◆ Given records:

..........

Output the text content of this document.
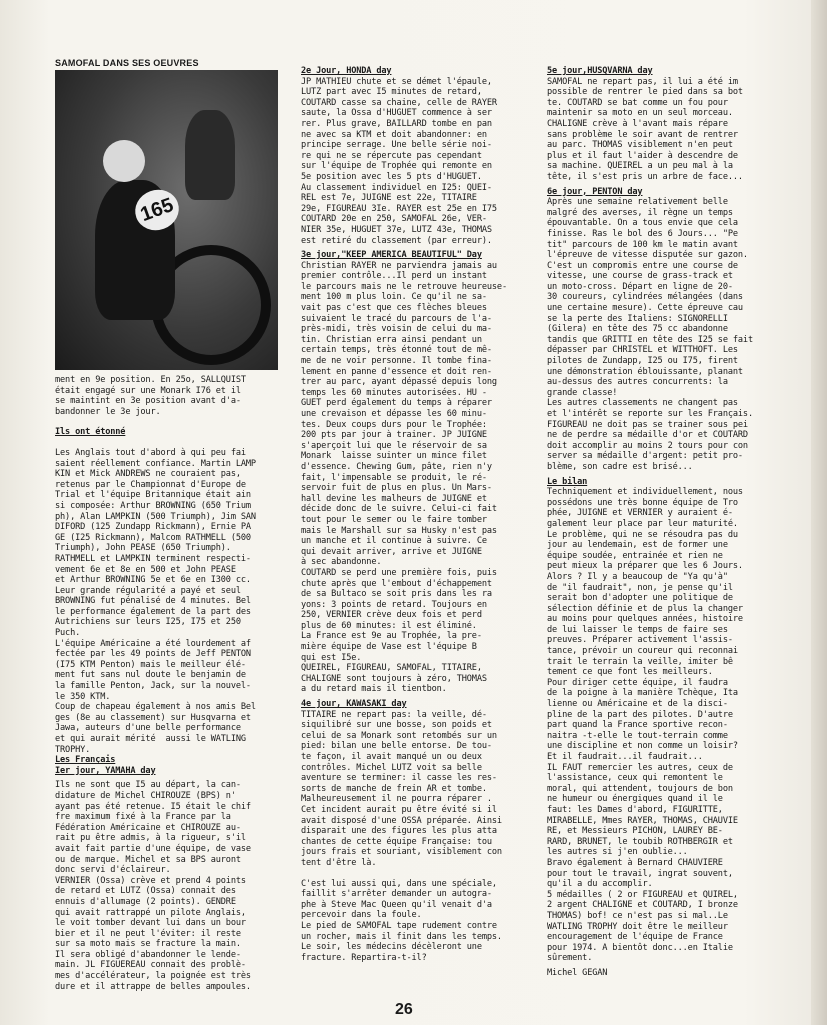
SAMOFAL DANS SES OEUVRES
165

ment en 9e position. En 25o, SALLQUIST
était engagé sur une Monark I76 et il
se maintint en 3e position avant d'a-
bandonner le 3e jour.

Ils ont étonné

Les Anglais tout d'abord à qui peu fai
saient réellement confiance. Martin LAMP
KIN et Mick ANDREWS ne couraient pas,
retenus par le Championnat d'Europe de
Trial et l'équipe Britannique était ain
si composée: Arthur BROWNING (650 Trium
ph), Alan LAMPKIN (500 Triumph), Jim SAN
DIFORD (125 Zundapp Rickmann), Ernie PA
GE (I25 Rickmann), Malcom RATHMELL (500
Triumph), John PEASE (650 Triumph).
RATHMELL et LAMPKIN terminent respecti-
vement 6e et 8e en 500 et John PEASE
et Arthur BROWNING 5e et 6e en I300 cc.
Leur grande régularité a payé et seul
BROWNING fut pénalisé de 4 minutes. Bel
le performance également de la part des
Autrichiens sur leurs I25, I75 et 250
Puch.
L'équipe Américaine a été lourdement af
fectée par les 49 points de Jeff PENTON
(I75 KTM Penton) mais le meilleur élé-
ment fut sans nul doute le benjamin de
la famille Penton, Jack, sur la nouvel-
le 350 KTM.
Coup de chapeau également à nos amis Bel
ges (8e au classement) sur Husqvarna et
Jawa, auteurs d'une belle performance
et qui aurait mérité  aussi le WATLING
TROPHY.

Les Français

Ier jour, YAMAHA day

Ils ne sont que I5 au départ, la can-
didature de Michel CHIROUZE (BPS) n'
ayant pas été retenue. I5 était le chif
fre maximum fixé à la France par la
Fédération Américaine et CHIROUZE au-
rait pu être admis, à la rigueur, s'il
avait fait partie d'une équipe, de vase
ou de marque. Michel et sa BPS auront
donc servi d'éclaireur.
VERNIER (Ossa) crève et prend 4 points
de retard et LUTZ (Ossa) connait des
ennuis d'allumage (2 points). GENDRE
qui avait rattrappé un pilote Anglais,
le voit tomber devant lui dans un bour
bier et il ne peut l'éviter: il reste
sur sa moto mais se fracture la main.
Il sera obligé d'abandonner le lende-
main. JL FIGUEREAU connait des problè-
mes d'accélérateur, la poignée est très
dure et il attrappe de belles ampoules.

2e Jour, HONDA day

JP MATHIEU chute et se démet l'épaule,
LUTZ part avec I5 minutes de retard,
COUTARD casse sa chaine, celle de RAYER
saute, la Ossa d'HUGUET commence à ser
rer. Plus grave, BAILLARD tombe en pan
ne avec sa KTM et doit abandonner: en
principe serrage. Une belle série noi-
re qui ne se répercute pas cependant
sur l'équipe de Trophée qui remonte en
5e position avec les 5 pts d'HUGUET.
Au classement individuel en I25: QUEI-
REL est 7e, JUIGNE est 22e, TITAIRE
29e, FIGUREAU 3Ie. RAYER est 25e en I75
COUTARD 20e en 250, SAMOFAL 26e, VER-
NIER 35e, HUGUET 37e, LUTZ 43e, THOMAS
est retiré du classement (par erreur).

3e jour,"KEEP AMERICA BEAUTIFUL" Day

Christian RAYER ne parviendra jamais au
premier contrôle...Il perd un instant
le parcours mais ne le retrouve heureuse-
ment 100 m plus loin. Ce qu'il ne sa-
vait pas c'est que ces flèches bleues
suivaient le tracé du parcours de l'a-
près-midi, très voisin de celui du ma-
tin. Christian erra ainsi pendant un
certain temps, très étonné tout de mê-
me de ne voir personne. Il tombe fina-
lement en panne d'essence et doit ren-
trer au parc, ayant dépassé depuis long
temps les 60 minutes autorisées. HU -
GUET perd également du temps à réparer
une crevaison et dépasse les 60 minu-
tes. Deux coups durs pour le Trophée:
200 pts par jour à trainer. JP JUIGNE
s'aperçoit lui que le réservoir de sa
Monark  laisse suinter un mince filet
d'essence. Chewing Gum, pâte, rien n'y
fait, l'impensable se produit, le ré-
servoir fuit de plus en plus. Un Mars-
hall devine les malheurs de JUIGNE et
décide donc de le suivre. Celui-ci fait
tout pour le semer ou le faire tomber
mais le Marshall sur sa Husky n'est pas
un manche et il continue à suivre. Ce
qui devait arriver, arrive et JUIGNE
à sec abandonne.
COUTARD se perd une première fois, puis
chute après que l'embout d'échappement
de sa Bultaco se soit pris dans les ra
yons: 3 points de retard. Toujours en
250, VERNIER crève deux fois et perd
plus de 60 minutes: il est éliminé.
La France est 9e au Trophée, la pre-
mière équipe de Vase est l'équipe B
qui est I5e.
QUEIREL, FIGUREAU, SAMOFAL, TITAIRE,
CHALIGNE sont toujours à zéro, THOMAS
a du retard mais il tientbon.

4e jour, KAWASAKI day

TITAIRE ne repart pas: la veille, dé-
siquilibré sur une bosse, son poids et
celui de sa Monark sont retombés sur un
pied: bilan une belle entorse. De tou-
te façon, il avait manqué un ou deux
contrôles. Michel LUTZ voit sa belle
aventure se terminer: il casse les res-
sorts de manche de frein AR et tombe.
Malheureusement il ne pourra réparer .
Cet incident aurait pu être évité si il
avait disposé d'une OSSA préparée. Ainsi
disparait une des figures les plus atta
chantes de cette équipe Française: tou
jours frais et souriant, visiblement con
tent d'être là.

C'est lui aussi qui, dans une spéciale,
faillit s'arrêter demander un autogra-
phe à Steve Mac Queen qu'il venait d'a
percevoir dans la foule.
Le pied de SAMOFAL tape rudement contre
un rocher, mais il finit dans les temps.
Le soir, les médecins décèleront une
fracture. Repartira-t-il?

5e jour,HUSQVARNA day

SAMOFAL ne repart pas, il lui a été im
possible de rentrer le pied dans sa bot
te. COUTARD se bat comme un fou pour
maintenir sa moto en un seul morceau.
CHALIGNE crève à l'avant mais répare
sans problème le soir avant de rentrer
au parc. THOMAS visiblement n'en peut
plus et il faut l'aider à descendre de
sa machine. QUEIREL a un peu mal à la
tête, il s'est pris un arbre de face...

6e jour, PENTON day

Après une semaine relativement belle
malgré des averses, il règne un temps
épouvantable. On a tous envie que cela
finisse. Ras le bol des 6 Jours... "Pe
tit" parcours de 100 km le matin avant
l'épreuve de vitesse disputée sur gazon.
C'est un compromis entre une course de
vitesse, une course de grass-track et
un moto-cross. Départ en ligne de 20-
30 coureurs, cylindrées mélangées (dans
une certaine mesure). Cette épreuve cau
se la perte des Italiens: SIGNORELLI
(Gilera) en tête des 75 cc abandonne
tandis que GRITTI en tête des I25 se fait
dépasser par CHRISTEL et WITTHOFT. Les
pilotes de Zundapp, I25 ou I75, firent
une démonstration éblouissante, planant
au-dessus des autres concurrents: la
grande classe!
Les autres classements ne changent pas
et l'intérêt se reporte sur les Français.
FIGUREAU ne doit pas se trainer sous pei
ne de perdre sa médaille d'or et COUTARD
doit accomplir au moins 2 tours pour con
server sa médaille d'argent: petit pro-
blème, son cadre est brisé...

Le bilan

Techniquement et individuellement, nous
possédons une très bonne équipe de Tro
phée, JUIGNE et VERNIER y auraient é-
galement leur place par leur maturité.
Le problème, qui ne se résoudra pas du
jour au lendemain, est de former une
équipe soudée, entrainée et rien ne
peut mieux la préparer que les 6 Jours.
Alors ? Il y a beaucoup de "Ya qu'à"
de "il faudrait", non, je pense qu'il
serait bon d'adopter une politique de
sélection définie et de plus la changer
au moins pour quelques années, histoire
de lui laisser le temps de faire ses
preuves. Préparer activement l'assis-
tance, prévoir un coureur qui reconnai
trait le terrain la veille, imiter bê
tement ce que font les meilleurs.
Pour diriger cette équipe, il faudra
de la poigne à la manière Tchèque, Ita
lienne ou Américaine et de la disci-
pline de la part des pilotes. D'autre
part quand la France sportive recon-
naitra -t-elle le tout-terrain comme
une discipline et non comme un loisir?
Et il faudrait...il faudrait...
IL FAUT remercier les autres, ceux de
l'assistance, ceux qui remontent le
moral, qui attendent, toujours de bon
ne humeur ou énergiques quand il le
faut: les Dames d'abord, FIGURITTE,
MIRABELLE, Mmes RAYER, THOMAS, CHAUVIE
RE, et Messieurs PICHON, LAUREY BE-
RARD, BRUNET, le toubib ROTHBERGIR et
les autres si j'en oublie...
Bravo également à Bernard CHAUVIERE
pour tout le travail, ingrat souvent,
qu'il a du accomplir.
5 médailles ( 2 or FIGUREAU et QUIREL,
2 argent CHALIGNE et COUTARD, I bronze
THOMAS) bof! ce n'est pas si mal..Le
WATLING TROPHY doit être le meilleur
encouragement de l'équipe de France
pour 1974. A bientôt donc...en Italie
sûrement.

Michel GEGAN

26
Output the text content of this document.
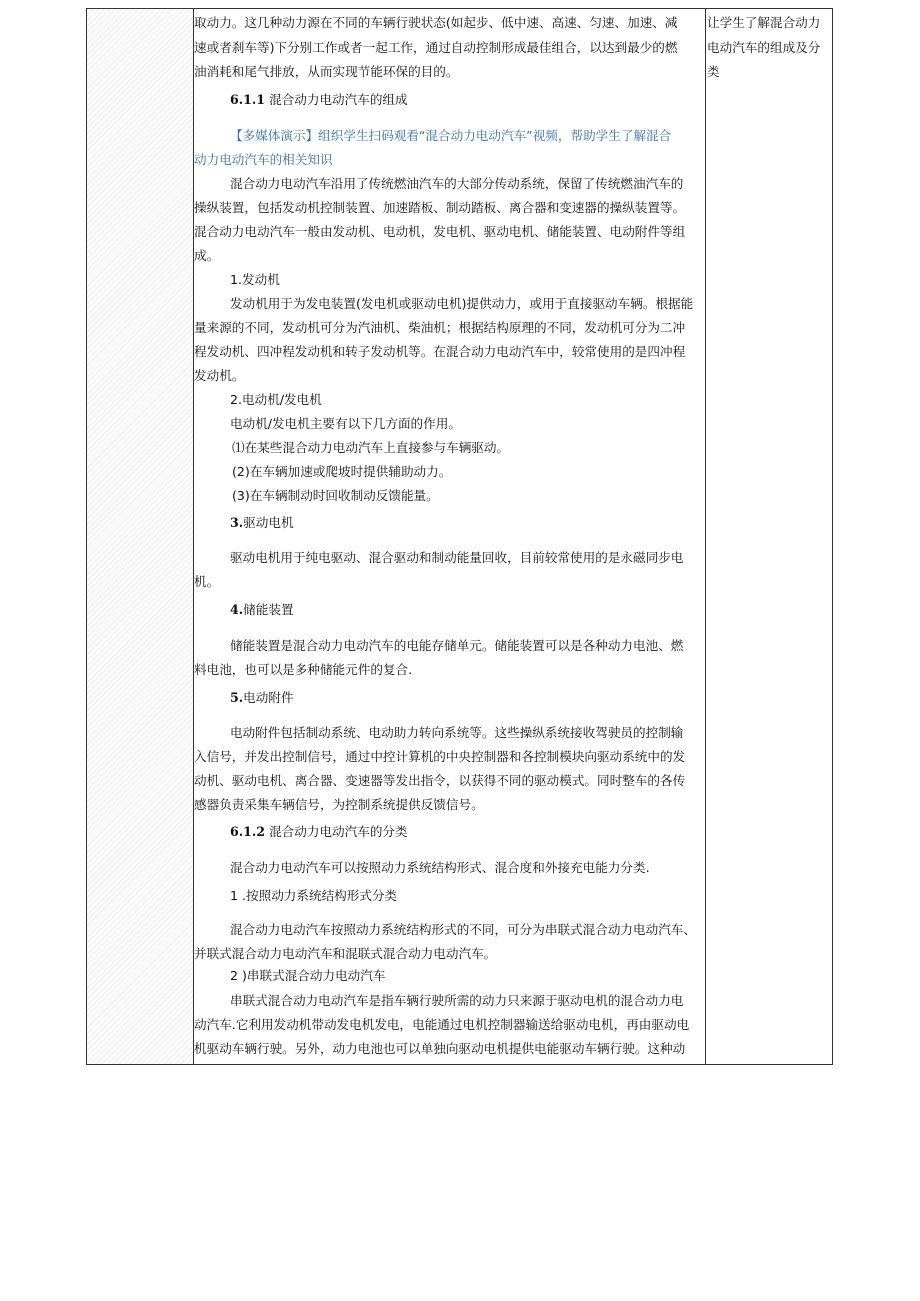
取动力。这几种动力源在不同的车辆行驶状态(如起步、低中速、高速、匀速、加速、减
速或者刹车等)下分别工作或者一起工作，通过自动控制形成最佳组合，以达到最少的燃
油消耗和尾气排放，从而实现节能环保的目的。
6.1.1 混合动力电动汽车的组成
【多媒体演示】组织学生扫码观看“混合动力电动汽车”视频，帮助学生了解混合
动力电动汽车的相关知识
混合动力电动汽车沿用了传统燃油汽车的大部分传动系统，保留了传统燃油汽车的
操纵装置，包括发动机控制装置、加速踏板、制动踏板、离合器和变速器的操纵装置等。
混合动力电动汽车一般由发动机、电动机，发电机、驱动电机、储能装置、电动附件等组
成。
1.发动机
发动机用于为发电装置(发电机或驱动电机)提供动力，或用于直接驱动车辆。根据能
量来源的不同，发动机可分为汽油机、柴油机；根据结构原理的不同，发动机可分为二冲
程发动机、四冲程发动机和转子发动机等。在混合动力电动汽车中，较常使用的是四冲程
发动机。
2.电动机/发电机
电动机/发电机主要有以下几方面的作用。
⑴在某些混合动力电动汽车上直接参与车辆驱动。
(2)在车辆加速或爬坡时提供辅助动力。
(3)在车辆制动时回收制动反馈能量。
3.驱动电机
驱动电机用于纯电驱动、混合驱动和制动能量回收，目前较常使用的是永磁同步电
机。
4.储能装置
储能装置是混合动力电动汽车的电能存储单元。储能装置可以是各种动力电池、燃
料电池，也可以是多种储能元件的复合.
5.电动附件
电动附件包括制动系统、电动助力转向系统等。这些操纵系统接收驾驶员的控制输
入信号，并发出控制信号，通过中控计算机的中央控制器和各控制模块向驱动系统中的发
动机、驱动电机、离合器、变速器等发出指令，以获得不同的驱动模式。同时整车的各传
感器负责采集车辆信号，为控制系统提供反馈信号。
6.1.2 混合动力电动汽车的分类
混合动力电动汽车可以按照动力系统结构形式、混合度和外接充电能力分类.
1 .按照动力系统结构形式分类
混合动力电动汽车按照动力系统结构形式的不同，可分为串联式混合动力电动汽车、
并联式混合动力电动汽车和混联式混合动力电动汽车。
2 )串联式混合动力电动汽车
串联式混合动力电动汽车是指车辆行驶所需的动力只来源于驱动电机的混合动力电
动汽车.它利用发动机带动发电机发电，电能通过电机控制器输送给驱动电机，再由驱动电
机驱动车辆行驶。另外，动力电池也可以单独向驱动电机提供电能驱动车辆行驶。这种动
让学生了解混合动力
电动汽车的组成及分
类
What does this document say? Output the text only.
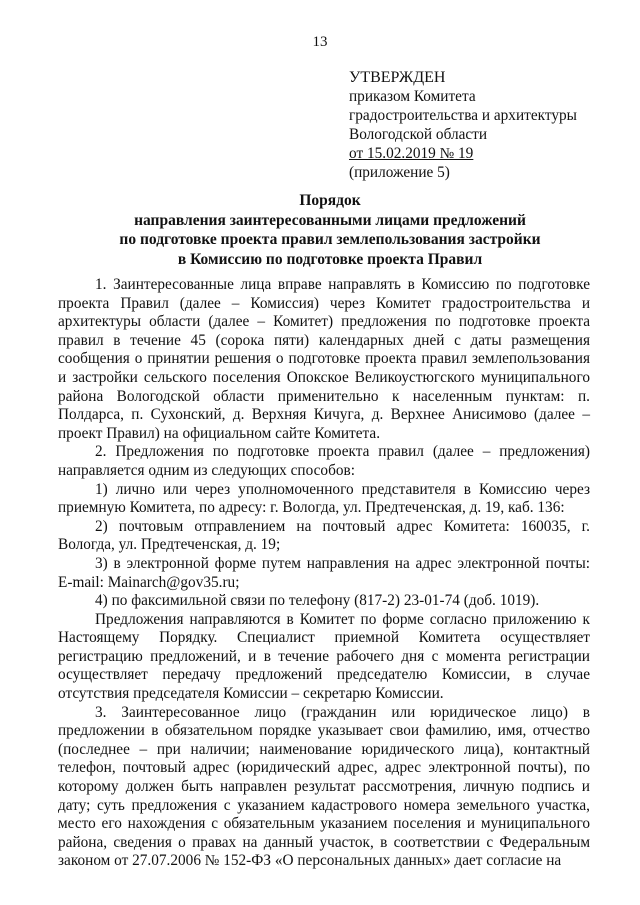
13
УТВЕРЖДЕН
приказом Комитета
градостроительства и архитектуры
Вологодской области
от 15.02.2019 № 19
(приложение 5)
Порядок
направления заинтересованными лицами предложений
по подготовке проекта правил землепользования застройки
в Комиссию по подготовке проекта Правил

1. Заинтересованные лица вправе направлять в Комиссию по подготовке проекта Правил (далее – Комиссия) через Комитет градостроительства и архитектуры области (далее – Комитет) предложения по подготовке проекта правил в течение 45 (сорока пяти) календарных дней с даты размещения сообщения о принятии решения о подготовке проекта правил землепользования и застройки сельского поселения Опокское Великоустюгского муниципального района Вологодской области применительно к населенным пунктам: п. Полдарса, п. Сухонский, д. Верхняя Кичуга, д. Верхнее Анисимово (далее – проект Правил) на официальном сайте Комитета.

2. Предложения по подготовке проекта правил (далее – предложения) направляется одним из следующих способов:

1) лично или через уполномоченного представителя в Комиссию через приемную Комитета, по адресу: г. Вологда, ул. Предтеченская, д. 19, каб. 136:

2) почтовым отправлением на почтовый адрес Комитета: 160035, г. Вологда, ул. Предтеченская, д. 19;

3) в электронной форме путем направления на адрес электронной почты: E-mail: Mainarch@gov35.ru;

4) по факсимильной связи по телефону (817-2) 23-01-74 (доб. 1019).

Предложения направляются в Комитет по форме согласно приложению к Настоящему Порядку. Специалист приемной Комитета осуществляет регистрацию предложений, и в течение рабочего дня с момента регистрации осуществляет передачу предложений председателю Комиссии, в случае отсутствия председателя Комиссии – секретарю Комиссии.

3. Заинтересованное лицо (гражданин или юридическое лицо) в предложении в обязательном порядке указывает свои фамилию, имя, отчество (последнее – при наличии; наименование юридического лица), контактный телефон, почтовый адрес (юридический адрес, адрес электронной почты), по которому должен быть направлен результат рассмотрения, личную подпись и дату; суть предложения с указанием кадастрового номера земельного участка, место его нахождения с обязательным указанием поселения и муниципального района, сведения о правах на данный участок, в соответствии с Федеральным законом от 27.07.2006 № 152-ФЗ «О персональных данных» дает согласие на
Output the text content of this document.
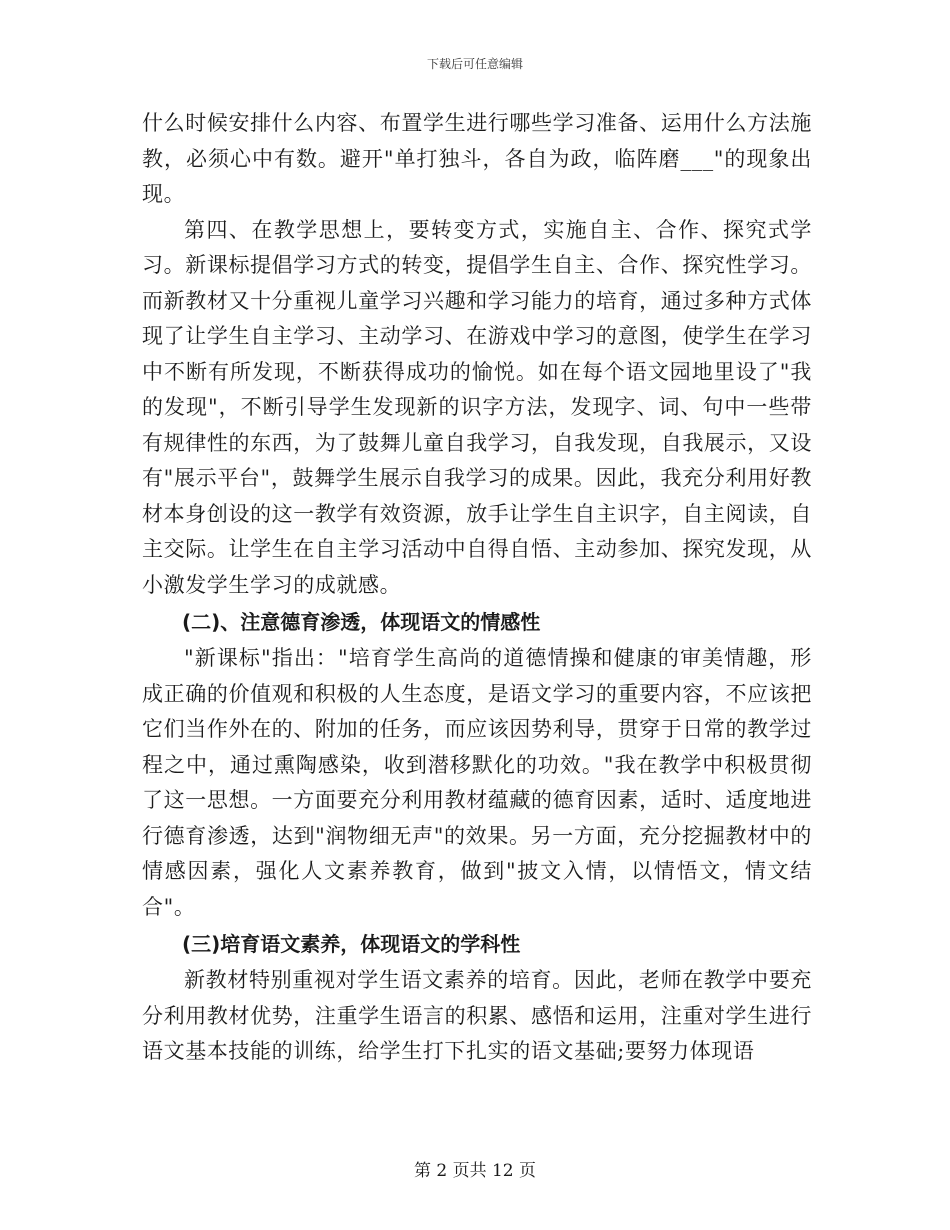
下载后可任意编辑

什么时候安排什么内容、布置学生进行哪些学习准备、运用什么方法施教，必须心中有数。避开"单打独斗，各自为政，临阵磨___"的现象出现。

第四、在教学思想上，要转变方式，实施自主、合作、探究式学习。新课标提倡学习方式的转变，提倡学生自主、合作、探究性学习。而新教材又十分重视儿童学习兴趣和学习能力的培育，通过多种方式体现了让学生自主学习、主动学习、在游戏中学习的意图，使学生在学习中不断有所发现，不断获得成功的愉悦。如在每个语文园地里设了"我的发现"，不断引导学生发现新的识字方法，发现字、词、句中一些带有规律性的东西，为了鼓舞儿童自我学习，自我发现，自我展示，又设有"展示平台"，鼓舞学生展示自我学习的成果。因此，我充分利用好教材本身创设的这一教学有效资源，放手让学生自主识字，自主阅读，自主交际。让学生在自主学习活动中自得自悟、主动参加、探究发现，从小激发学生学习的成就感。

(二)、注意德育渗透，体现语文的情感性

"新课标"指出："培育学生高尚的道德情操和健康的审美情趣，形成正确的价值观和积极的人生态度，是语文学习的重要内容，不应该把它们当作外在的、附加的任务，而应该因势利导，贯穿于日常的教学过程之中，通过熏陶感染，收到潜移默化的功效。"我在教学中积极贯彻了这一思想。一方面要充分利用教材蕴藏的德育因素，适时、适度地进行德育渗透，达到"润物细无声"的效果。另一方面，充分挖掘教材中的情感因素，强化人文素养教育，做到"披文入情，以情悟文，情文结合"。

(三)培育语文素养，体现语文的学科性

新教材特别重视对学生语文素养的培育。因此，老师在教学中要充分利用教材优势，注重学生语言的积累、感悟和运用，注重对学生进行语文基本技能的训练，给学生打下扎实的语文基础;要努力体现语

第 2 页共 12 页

..........

◆ Given problem: Copy every line from the entries that contains the word "crève".

◆ Result for this exercise:
VERNIER (Ossa) crève et prend 4 points
250, VERNIER crève deux fois et perd
CHALIGNE crève à l'avant mais répare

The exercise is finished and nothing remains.